━━ INPUT ━━
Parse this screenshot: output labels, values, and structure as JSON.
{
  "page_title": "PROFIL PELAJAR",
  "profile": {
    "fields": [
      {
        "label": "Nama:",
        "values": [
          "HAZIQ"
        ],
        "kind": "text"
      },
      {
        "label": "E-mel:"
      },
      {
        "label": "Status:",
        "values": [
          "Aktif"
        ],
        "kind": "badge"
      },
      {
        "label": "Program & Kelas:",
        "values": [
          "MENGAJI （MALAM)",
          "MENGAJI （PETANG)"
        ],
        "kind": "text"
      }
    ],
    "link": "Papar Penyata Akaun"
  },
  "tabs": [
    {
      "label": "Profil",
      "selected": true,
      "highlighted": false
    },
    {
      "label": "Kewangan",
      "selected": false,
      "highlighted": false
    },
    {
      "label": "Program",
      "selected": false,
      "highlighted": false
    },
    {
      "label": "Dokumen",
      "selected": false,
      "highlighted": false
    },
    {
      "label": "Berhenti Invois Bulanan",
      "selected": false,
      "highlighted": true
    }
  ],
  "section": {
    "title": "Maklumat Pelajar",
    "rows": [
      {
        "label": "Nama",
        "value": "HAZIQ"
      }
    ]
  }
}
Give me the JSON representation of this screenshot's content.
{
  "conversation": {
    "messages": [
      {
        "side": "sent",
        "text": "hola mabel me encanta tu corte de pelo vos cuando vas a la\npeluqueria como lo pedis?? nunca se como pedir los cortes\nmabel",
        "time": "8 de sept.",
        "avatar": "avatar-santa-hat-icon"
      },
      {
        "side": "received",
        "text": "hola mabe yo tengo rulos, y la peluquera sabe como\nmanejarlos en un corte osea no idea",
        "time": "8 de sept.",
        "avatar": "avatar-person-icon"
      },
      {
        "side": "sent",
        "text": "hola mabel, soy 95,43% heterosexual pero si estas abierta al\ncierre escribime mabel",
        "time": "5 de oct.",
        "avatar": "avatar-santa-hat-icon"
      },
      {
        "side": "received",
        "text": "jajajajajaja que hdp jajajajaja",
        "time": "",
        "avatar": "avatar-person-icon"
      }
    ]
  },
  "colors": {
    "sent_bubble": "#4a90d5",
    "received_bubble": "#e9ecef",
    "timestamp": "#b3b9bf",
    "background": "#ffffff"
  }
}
━━━
Return every entry exactly as given.

Parse this screenshot: output labels, values, and structure as JSON.
{
  "page_title": "PROFIL PELAJAR",
  "profile": {
    "fields": [
      {
        "label": "Nama:",
        "values": [
          "HAZIQ"
        ],
        "kind": "text"
      },
      {
        "label": "E-mel:"
      },
      {
        "label": "Status:",
        "values": [
          "Aktif"
        ],
        "kind": "badge"
      },
      {
        "label": "Program & Kelas:",
        "values": [
          "MENGAJI （MALAM)",
          "MENGAJI （PETANG)"
        ],
        "kind": "text"
      }
    ],
    "link": "Papar Penyata Akaun"
  },
  "tabs": [
    {
      "label": "Profil",
      "selected": true,
      "highlighted": false
    },
    {
      "label": "Kewangan",
      "selected": false,
      "highlighted": false
    },
    {
      "label": "Program",
      "selected": false,
      "highlighted": false
    },
    {
      "label": "Dokumen",
      "selected": false,
      "highlighted": false
    },
    {
      "label": "Berhenti Invois Bulanan",
      "selected": false,
      "highlighted": true
    }
  ],
  "section": {
    "title": "Maklumat Pelajar",
    "rows": [
      {
        "label": "Nama",
        "value": "HAZIQ"
      }
    ]
  }
}
Give me the JSON representation of this screenshot's content.
{
  "conversation": {
    "messages": [
      {
        "side": "sent",
        "text": "hola mabel me encanta tu corte de pelo vos cuando vas a la\npeluqueria como lo pedis?? nunca se como pedir los cortes\nmabel",
        "time": "8 de sept.",
        "avatar": "avatar-santa-hat-icon"
      },
      {
        "side": "received",
        "text": "hola mabe yo tengo rulos, y la peluquera sabe como\nmanejarlos en un corte osea no idea",
        "time": "8 de sept.",
        "avatar": "avatar-person-icon"
      },
      {
        "side": "sent",
        "text": "hola mabel, soy 95,43% heterosexual pero si estas abierta al\ncierre escribime mabel",
        "time": "5 de oct.",
        "avatar": "avatar-santa-hat-icon"
      },
      {
        "side": "received",
        "text": "jajajajajaja que hdp jajajajaja",
        "time": "",
        "avatar": "avatar-person-icon"
      }
    ]
  },
  "colors": {
    "sent_bubble": "#4a90d5",
    "received_bubble": "#e9ecef",
    "timestamp": "#b3b9bf",
    "background": "#ffffff"
  }
}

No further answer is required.